*Directions*.
Find every line with the string "Peak" in it, count them, and reply with that count only.

::: Data

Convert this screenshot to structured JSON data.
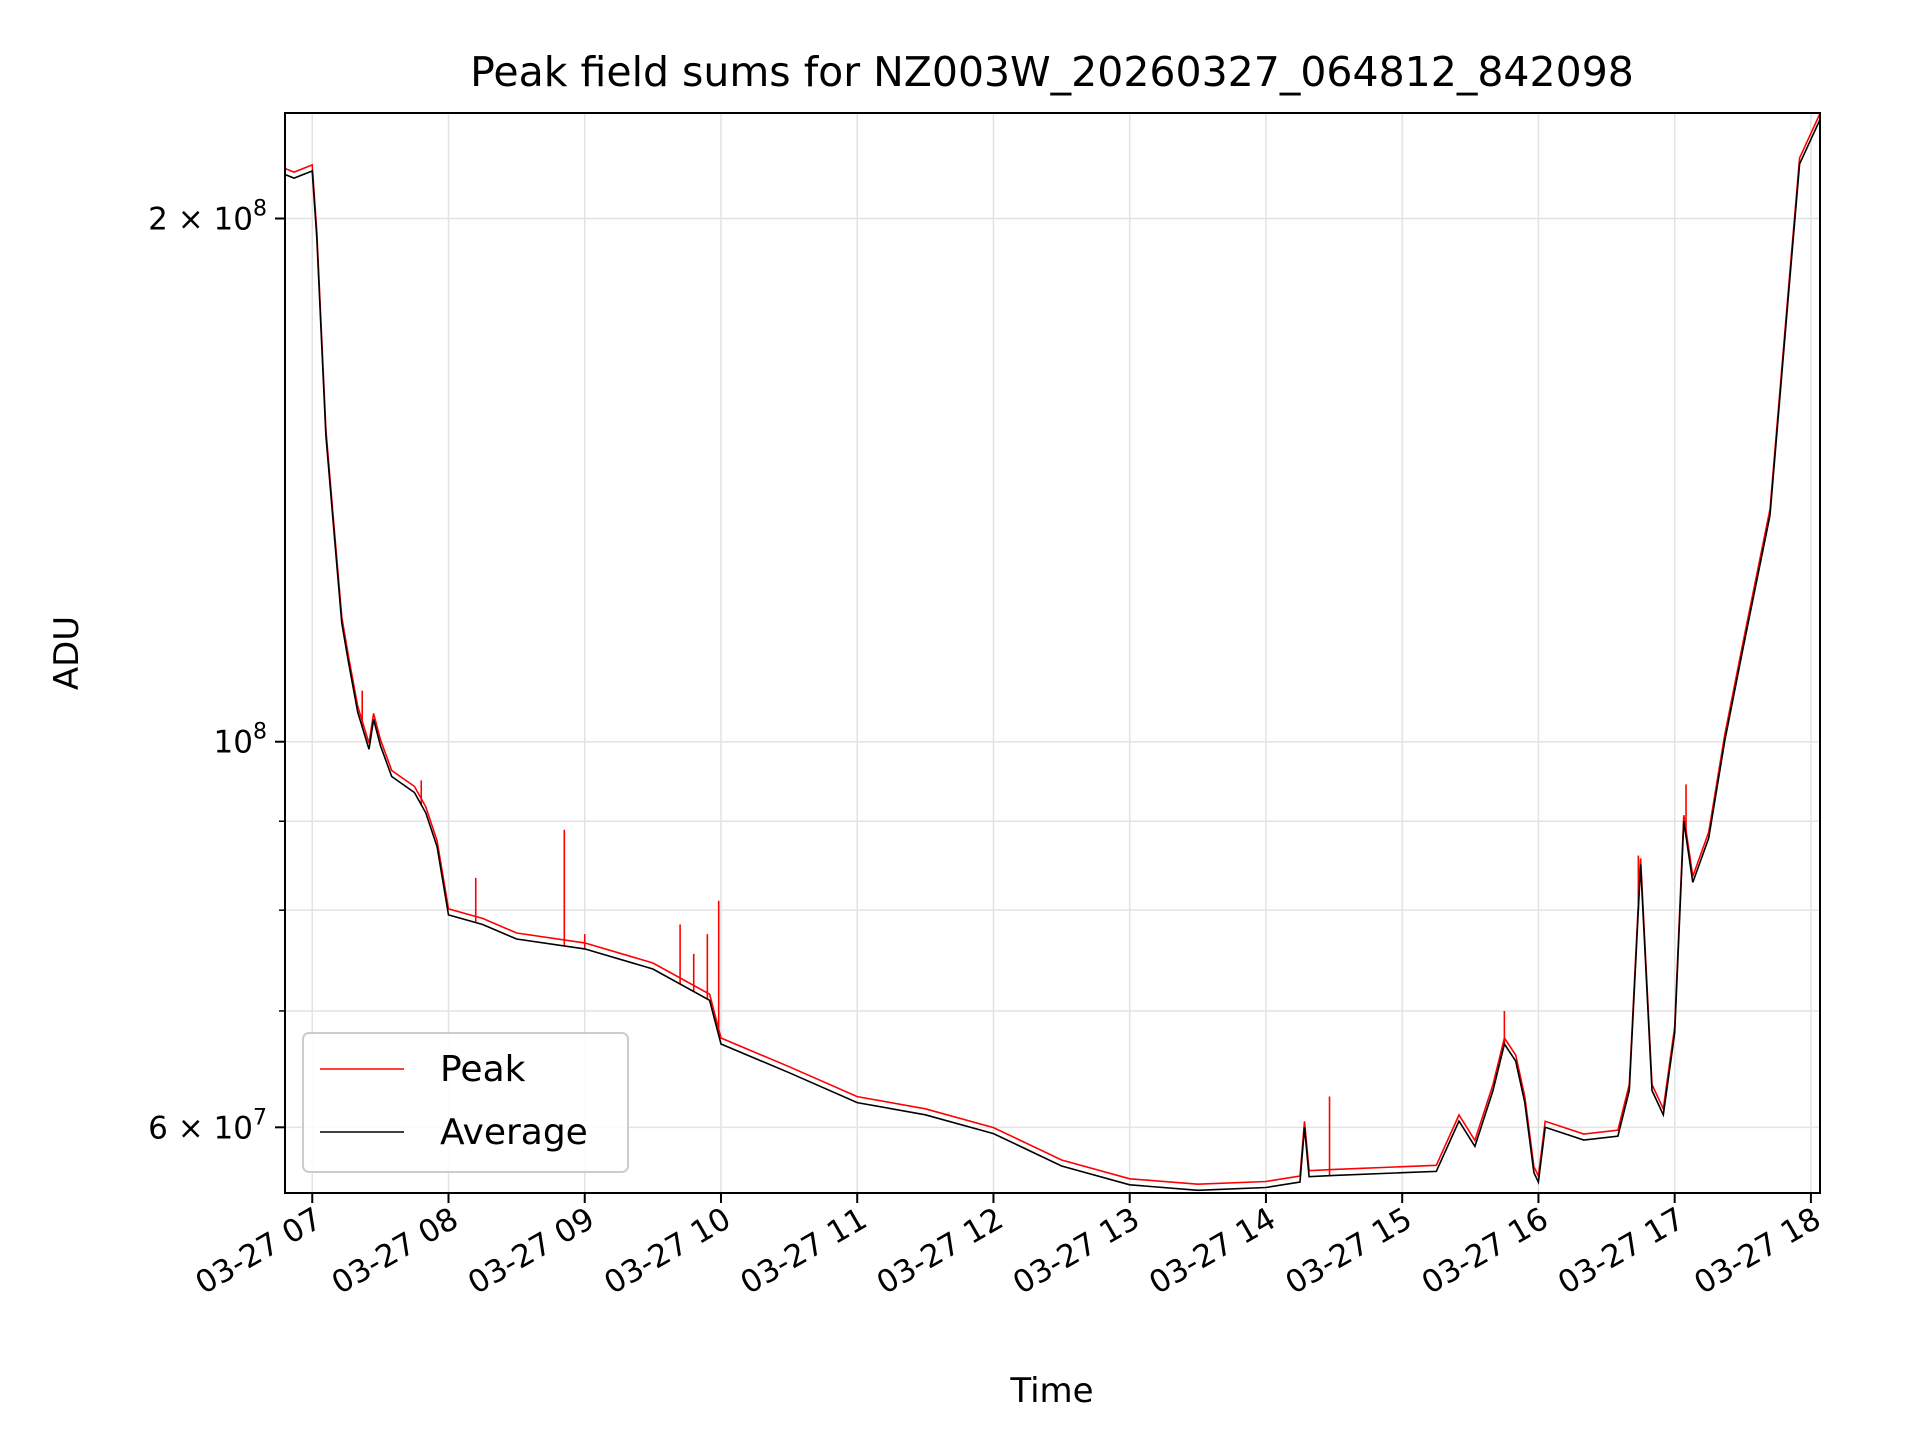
{
  "chart_data": {
    "type": "line",
    "title": "Peak field sums for NZ003W_20260327_064812_842098",
    "xlabel": "Time",
    "ylabel": "ADU",
    "y_scale": "log",
    "ylim": [
      55000000,
      230000000
    ],
    "xlim": [
      "2026-03-27 06:48",
      "2026-03-27 18:04"
    ],
    "grid": true,
    "legend_location": "lower left",
    "x_ticks": [
      {
        "t": "2026-03-27 07:00",
        "label": "03-27 07"
      },
      {
        "t": "2026-03-27 08:00",
        "label": "03-27 08"
      },
      {
        "t": "2026-03-27 09:00",
        "label": "03-27 09"
      },
      {
        "t": "2026-03-27 10:00",
        "label": "03-27 10"
      },
      {
        "t": "2026-03-27 11:00",
        "label": "03-27 11"
      },
      {
        "t": "2026-03-27 12:00",
        "label": "03-27 12"
      },
      {
        "t": "2026-03-27 13:00",
        "label": "03-27 13"
      },
      {
        "t": "2026-03-27 14:00",
        "label": "03-27 14"
      },
      {
        "t": "2026-03-27 15:00",
        "label": "03-27 15"
      },
      {
        "t": "2026-03-27 16:00",
        "label": "03-27 16"
      },
      {
        "t": "2026-03-27 17:00",
        "label": "03-27 17"
      },
      {
        "t": "2026-03-27 18:00",
        "label": "03-27 18"
      }
    ],
    "y_major_ticks": [
      {
        "value": 60000000,
        "base": "6 × 10",
        "exp": "7"
      },
      {
        "value": 100000000,
        "base": "10",
        "exp": "8"
      },
      {
        "value": 200000000,
        "base": "2 × 10",
        "exp": "8"
      }
    ],
    "y_minor_ticks": [
      70000000,
      80000000,
      90000000
    ],
    "series": [
      {
        "name": "Average",
        "color": "#000000",
        "points": [
          [
            "2026-03-27 06:48",
            212000000
          ],
          [
            "2026-03-27 06:52",
            211000000
          ],
          [
            "2026-03-27 06:56",
            212000000
          ],
          [
            "2026-03-27 07:00",
            213000000
          ],
          [
            "2026-03-27 07:02",
            195000000
          ],
          [
            "2026-03-27 07:06",
            150000000
          ],
          [
            "2026-03-27 07:10",
            130000000
          ],
          [
            "2026-03-27 07:13",
            117000000
          ],
          [
            "2026-03-27 07:16",
            111000000
          ],
          [
            "2026-03-27 07:20",
            104000000
          ],
          [
            "2026-03-27 07:25",
            99000000
          ],
          [
            "2026-03-27 07:27",
            103000000
          ],
          [
            "2026-03-27 07:30",
            99500000
          ],
          [
            "2026-03-27 07:35",
            95500000
          ],
          [
            "2026-03-27 07:45",
            93500000
          ],
          [
            "2026-03-27 07:50",
            91000000
          ],
          [
            "2026-03-27 07:55",
            87000000
          ],
          [
            "2026-03-27 08:00",
            79500000
          ],
          [
            "2026-03-27 08:15",
            78500000
          ],
          [
            "2026-03-27 08:30",
            77000000
          ],
          [
            "2026-03-27 09:00",
            76000000
          ],
          [
            "2026-03-27 09:30",
            74000000
          ],
          [
            "2026-03-27 09:55",
            71000000
          ],
          [
            "2026-03-27 10:00",
            67000000
          ],
          [
            "2026-03-27 10:30",
            64500000
          ],
          [
            "2026-03-27 11:00",
            62000000
          ],
          [
            "2026-03-27 11:30",
            61000000
          ],
          [
            "2026-03-27 12:00",
            59500000
          ],
          [
            "2026-03-27 12:30",
            57000000
          ],
          [
            "2026-03-27 13:00",
            55600000
          ],
          [
            "2026-03-27 13:30",
            55200000
          ],
          [
            "2026-03-27 14:00",
            55400000
          ],
          [
            "2026-03-27 14:15",
            55800000
          ],
          [
            "2026-03-27 14:17",
            60000000
          ],
          [
            "2026-03-27 14:19",
            56200000
          ],
          [
            "2026-03-27 14:30",
            56300000
          ],
          [
            "2026-03-27 15:00",
            56500000
          ],
          [
            "2026-03-27 15:15",
            56600000
          ],
          [
            "2026-03-27 15:25",
            60500000
          ],
          [
            "2026-03-27 15:32",
            58500000
          ],
          [
            "2026-03-27 15:40",
            63000000
          ],
          [
            "2026-03-27 15:45",
            67000000
          ],
          [
            "2026-03-27 15:50",
            65500000
          ],
          [
            "2026-03-27 15:54",
            62000000
          ],
          [
            "2026-03-27 15:58",
            56500000
          ],
          [
            "2026-03-27 16:00",
            55800000
          ],
          [
            "2026-03-27 16:03",
            60000000
          ],
          [
            "2026-03-27 16:20",
            59000000
          ],
          [
            "2026-03-27 16:35",
            59300000
          ],
          [
            "2026-03-27 16:40",
            63000000
          ],
          [
            "2026-03-27 16:45",
            85000000
          ],
          [
            "2026-03-27 16:50",
            63000000
          ],
          [
            "2026-03-27 16:55",
            61000000
          ],
          [
            "2026-03-27 17:00",
            68000000
          ],
          [
            "2026-03-27 17:04",
            90000000
          ],
          [
            "2026-03-27 17:08",
            83000000
          ],
          [
            "2026-03-27 17:15",
            88000000
          ],
          [
            "2026-03-27 17:22",
            100000000
          ],
          [
            "2026-03-27 17:30",
            113000000
          ],
          [
            "2026-03-27 17:42",
            135000000
          ],
          [
            "2026-03-27 17:50",
            180000000
          ],
          [
            "2026-03-27 17:55",
            215000000
          ],
          [
            "2026-03-27 18:04",
            228000000
          ]
        ]
      },
      {
        "name": "Peak",
        "color": "#ff0000",
        "spikes": [
          [
            "2026-03-27 07:22",
            107000000
          ],
          [
            "2026-03-27 07:48",
            95000000
          ],
          [
            "2026-03-27 08:12",
            83500000
          ],
          [
            "2026-03-27 08:51",
            89000000
          ],
          [
            "2026-03-27 09:00",
            77500000
          ],
          [
            "2026-03-27 09:42",
            78500000
          ],
          [
            "2026-03-27 09:48",
            75500000
          ],
          [
            "2026-03-27 09:54",
            77500000
          ],
          [
            "2026-03-27 09:59",
            81000000
          ],
          [
            "2026-03-27 14:28",
            62500000
          ],
          [
            "2026-03-27 15:45",
            70000000
          ],
          [
            "2026-03-27 16:44",
            86000000
          ],
          [
            "2026-03-27 17:05",
            94500000
          ]
        ]
      }
    ]
  }
}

::::::

*Solved exercise*.
2